Provided records:

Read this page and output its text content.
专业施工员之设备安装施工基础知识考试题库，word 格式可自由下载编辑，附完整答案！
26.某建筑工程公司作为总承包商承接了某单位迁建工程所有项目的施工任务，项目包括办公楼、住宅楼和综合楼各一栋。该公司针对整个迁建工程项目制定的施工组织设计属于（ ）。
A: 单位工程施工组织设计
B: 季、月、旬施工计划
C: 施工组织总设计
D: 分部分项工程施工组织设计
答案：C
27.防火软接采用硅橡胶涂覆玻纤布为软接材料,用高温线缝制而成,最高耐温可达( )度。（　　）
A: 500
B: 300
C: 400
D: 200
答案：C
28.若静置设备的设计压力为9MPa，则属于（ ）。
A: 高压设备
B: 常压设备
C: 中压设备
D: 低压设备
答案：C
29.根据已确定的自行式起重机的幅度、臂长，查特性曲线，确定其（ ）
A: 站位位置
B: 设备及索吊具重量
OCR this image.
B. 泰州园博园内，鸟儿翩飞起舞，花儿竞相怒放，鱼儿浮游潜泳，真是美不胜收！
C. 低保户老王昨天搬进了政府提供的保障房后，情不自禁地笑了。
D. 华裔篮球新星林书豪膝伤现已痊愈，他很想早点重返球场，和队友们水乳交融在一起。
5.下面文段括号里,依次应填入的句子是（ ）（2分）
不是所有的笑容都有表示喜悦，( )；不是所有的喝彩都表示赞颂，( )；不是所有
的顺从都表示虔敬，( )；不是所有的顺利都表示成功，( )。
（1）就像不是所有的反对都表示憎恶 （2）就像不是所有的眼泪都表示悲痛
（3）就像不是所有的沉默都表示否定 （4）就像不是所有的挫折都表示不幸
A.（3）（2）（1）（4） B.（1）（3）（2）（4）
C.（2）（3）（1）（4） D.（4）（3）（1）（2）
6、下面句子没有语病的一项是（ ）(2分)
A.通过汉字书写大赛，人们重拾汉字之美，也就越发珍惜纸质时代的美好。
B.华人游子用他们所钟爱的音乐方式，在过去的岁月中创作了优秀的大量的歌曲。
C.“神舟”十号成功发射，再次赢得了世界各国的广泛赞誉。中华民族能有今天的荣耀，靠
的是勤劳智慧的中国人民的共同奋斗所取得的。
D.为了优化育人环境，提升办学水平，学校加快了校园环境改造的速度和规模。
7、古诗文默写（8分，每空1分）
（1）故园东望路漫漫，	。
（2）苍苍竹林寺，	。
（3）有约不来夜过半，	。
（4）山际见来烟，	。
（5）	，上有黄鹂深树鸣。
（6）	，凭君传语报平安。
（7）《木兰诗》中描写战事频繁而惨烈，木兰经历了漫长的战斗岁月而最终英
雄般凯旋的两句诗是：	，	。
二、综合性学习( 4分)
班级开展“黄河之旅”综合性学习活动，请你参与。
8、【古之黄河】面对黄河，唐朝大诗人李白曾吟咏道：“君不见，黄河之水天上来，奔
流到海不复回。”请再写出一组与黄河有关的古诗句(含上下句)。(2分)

Directions: Retype all of the entries precisely as they are.

Task response:
Read this page and output its text content.
专业施工员之设备安装施工基础知识考试题库，word 格式可自由下载编辑，附完整答案！
26.某建筑工程公司作为总承包商承接了某单位迁建工程所有项目的施工任务，项目包括办公楼、住宅楼和综合楼各一栋。该公司针对整个迁建工程项目制定的施工组织设计属于（ ）。
A: 单位工程施工组织设计
B: 季、月、旬施工计划
C: 施工组织总设计
D: 分部分项工程施工组织设计
答案：C
27.防火软接采用硅橡胶涂覆玻纤布为软接材料,用高温线缝制而成,最高耐温可达( )度。（　　）
A: 500
B: 300
C: 400
D: 200
答案：C
28.若静置设备的设计压力为9MPa，则属于（ ）。
A: 高压设备
B: 常压设备
C: 中压设备
D: 低压设备
答案：C
29.根据已确定的自行式起重机的幅度、臂长，查特性曲线，确定其（ ）
A: 站位位置
B: 设备及索吊具重量
OCR this image.
B. 泰州园博园内，鸟儿翩飞起舞，花儿竞相怒放，鱼儿浮游潜泳，真是美不胜收！
C. 低保户老王昨天搬进了政府提供的保障房后，情不自禁地笑了。
D. 华裔篮球新星林书豪膝伤现已痊愈，他很想早点重返球场，和队友们水乳交融在一起。
5.下面文段括号里,依次应填入的句子是（ ）（2分）
不是所有的笑容都有表示喜悦，( )；不是所有的喝彩都表示赞颂，( )；不是所有
的顺从都表示虔敬，( )；不是所有的顺利都表示成功，( )。
（1）就像不是所有的反对都表示憎恶 （2）就像不是所有的眼泪都表示悲痛
（3）就像不是所有的沉默都表示否定 （4）就像不是所有的挫折都表示不幸
A.（3）（2）（1）（4） B.（1）（3）（2）（4）
C.（2）（3）（1）（4） D.（4）（3）（1）（2）
6、下面句子没有语病的一项是（ ）(2分)
A.通过汉字书写大赛，人们重拾汉字之美，也就越发珍惜纸质时代的美好。
B.华人游子用他们所钟爱的音乐方式，在过去的岁月中创作了优秀的大量的歌曲。
C.“神舟”十号成功发射，再次赢得了世界各国的广泛赞誉。中华民族能有今天的荣耀，靠
的是勤劳智慧的中国人民的共同奋斗所取得的。
D.为了优化育人环境，提升办学水平，学校加快了校园环境改造的速度和规模。
7、古诗文默写（8分，每空1分）
（1）故园东望路漫漫，	。
（2）苍苍竹林寺，	。
（3）有约不来夜过半，	。
（4）山际见来烟，	。
（5）	，上有黄鹂深树鸣。
（6）	，凭君传语报平安。
（7）《木兰诗》中描写战事频繁而惨烈，木兰经历了漫长的战斗岁月而最终英
雄般凯旋的两句诗是：	，	。
二、综合性学习( 4分)
班级开展“黄河之旅”综合性学习活动，请你参与。
8、【古之黄河】面对黄河，唐朝大诗人李白曾吟咏道：“君不见，黄河之水天上来，奔
流到海不复回。”请再写出一组与黄河有关的古诗句(含上下句)。(2分)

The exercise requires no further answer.